Count up the lines below that hold "Preferencias", then give that count by itself.

════════

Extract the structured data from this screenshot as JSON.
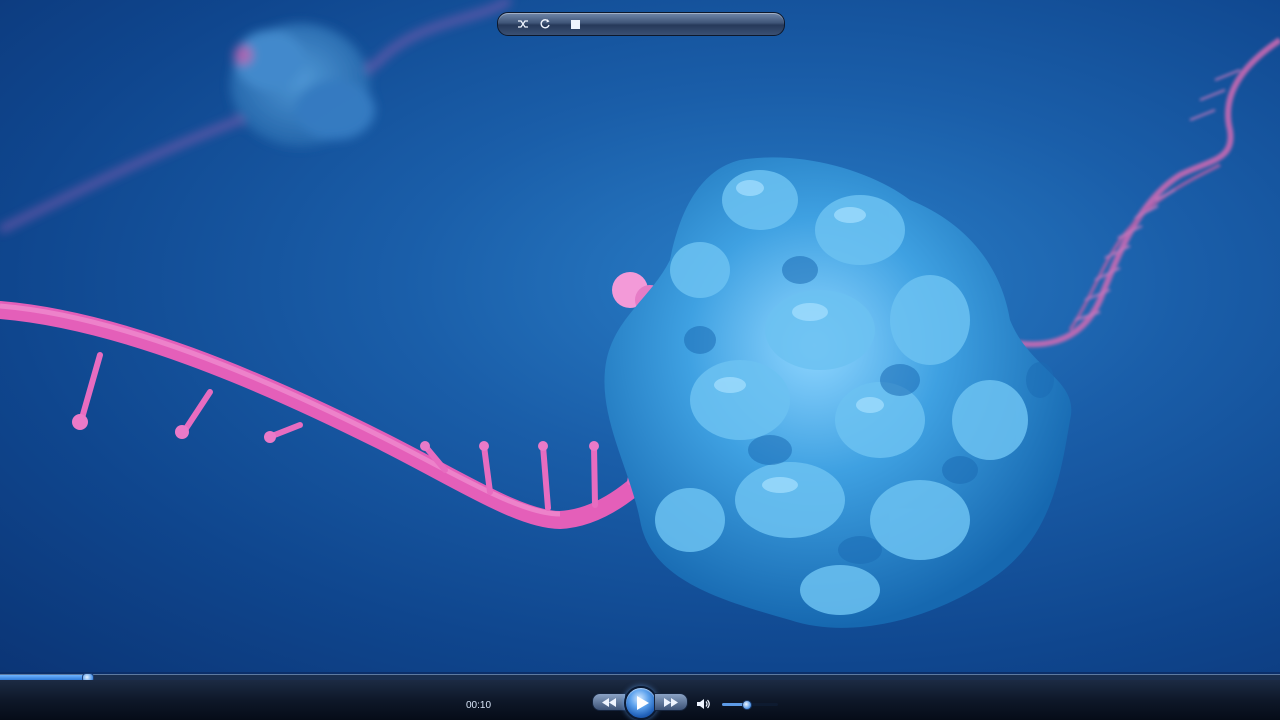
{
  "player": {
    "time_elapsed": "00:10",
    "progress_fraction": 0.068,
    "volume_fraction": 0.42,
    "accent_color": "#3f8ae0"
  },
  "controls": {
    "shuffle_icon": "shuffle-icon",
    "repeat_icon": "repeat-icon",
    "stop_icon": "stop-icon",
    "rewind_icon": "rewind-icon",
    "play_icon": "play-icon",
    "fast_forward_icon": "fast-forward-icon",
    "volume_icon": "speaker-icon"
  },
  "scene_colors": {
    "ribosome": "#3aa0e0",
    "mrna": "#e85bb8",
    "background": "#1a5ea9"
  }
}
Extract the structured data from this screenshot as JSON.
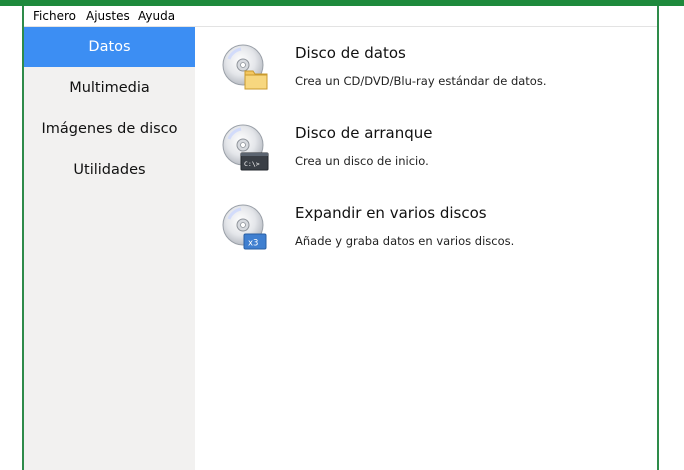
{
  "menu": {
    "items": [
      "Fichero",
      "Ajustes",
      "Ayuda"
    ]
  },
  "sidebar": {
    "items": [
      {
        "label": "Datos",
        "active": true
      },
      {
        "label": "Multimedia",
        "active": false
      },
      {
        "label": "Imágenes de disco",
        "active": false
      },
      {
        "label": "Utilidades",
        "active": false
      }
    ]
  },
  "main": {
    "options": [
      {
        "title": "Disco de datos",
        "description": "Crea un CD/DVD/Blu-ray estándar de datos.",
        "icon": "disc-folder-icon"
      },
      {
        "title": "Disco de arranque",
        "description": "Crea un disco de inicio.",
        "icon": "disc-terminal-icon",
        "badge": "C:\\>"
      },
      {
        "title": "Expandir en varios discos",
        "description": "Añade y graba datos en varios discos.",
        "icon": "disc-multiple-icon",
        "badge": "x3"
      }
    ]
  },
  "colors": {
    "titlebar": "#1e8a3c",
    "sidebar_bg": "#f2f1f0",
    "active_item": "#3c8ef3"
  }
}
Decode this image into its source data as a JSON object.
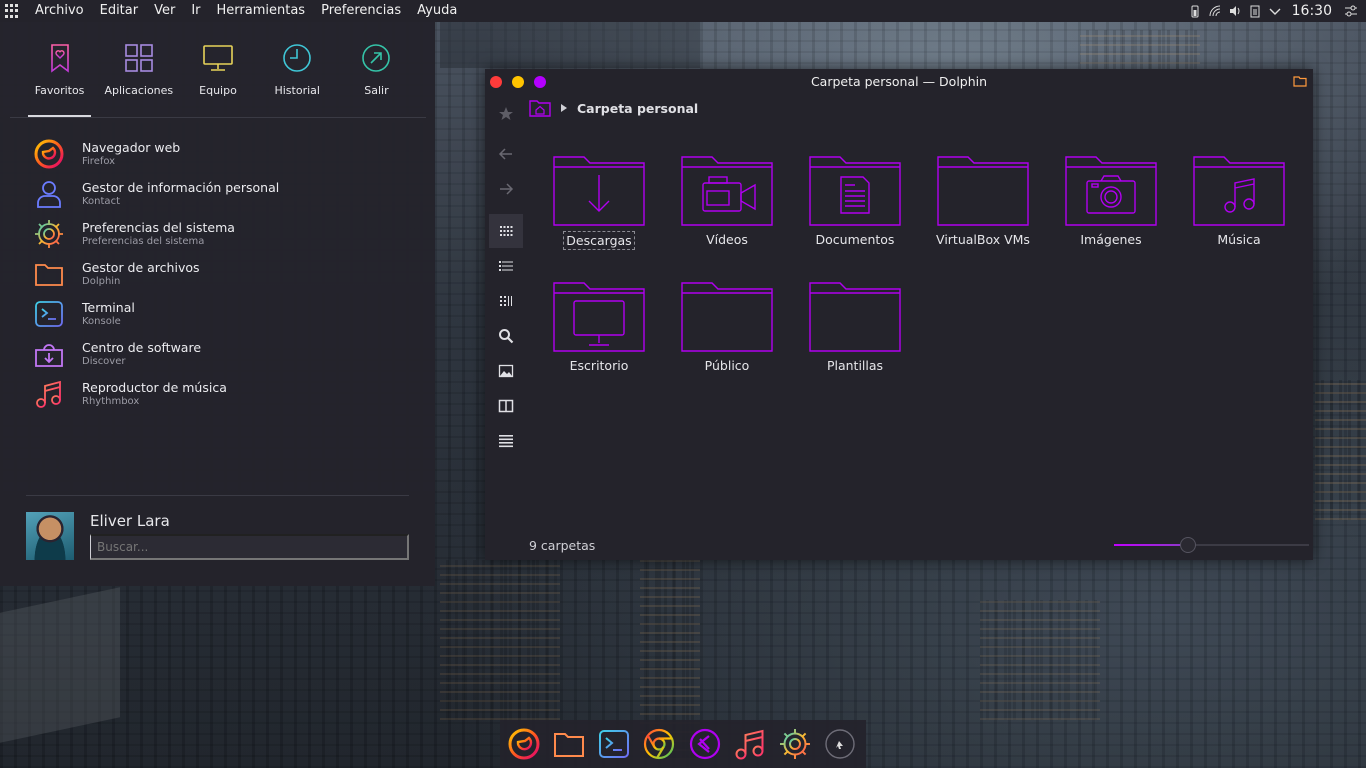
{
  "top_panel": {
    "menu": [
      "Archivo",
      "Editar",
      "Ver",
      "Ir",
      "Herramientas",
      "Preferencias",
      "Ayuda"
    ],
    "clock": "16:30"
  },
  "launcher": {
    "tabs": [
      {
        "label": "Favoritos",
        "icon": "bookmark-heart-icon",
        "active": true
      },
      {
        "label": "Aplicaciones",
        "icon": "apps-grid-icon"
      },
      {
        "label": "Equipo",
        "icon": "monitor-icon"
      },
      {
        "label": "Historial",
        "icon": "clock-icon"
      },
      {
        "label": "Salir",
        "icon": "exit-icon"
      }
    ],
    "favorites": [
      {
        "name": "Navegador web",
        "sub": "Firefox",
        "icon": "firefox-icon"
      },
      {
        "name": "Gestor de información personal",
        "sub": "Kontact",
        "icon": "contact-icon"
      },
      {
        "name": "Preferencias del sistema",
        "sub": "Preferencias del sistema",
        "icon": "settings-gear-icon"
      },
      {
        "name": "Gestor de archivos",
        "sub": "Dolphin",
        "icon": "folder-icon"
      },
      {
        "name": "Terminal",
        "sub": "Konsole",
        "icon": "terminal-icon"
      },
      {
        "name": "Centro de software",
        "sub": "Discover",
        "icon": "software-center-icon"
      },
      {
        "name": "Reproductor de música",
        "sub": "Rhythmbox",
        "icon": "music-note-icon"
      }
    ],
    "user_name": "Eliver Lara",
    "search_placeholder": "Buscar..."
  },
  "dolphin": {
    "title": "Carpeta personal — Dolphin",
    "breadcrumb": "Carpeta personal",
    "folders": [
      {
        "label": "Descargas",
        "icon": "download-arrow-icon",
        "selected": true
      },
      {
        "label": "Vídeos",
        "icon": "video-camera-icon"
      },
      {
        "label": "Documentos",
        "icon": "document-icon"
      },
      {
        "label": "VirtualBox VMs",
        "icon": "folder-icon"
      },
      {
        "label": "Imágenes",
        "icon": "photo-camera-icon"
      },
      {
        "label": "Música",
        "icon": "music-note-icon"
      },
      {
        "label": "Escritorio",
        "icon": "desktop-monitor-icon"
      },
      {
        "label": "Público",
        "icon": "folder-icon"
      },
      {
        "label": "Plantillas",
        "icon": "folder-icon"
      }
    ],
    "status": "9 carpetas",
    "zoom_fraction": 0.38
  },
  "dock": [
    "firefox-icon",
    "files-icon",
    "terminal-icon",
    "chrome-icon",
    "vscode-icon",
    "music-icon",
    "settings-icon",
    "clock-icon"
  ],
  "colors": {
    "accent": "#b000f0",
    "panel": "#24232b"
  }
}
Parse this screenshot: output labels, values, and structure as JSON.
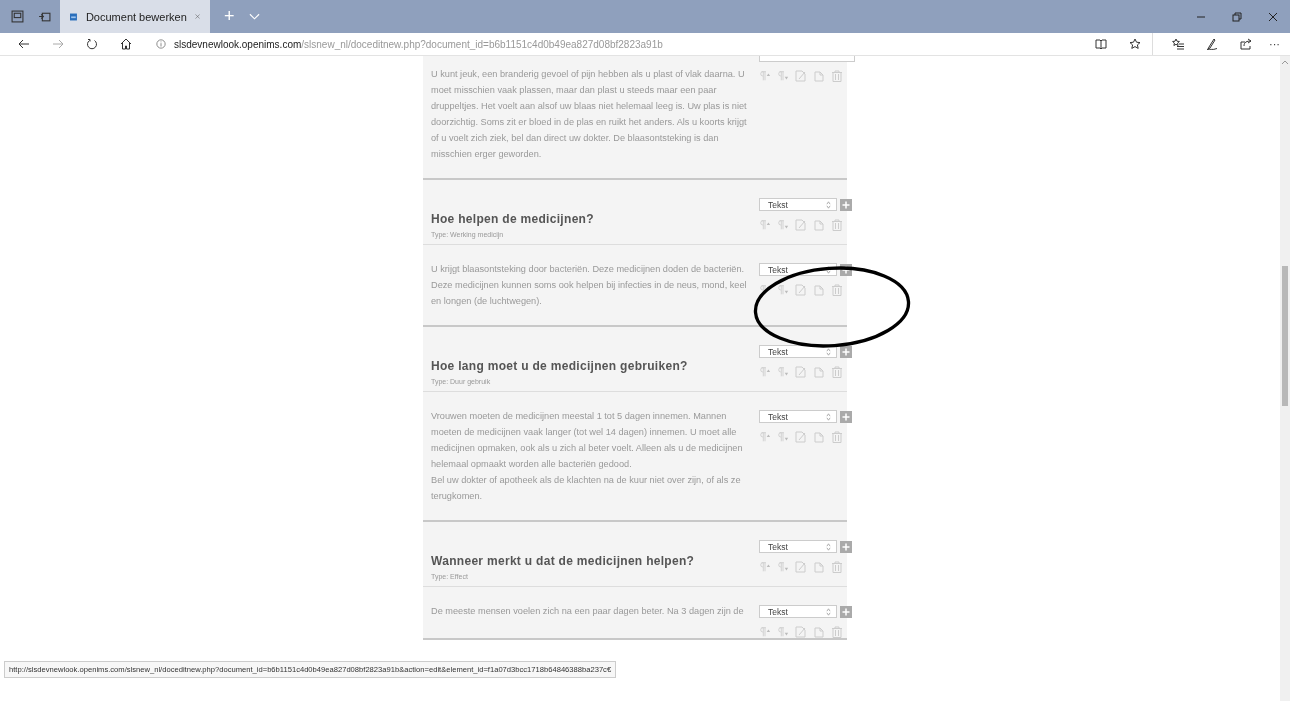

════════

**Solution:**
3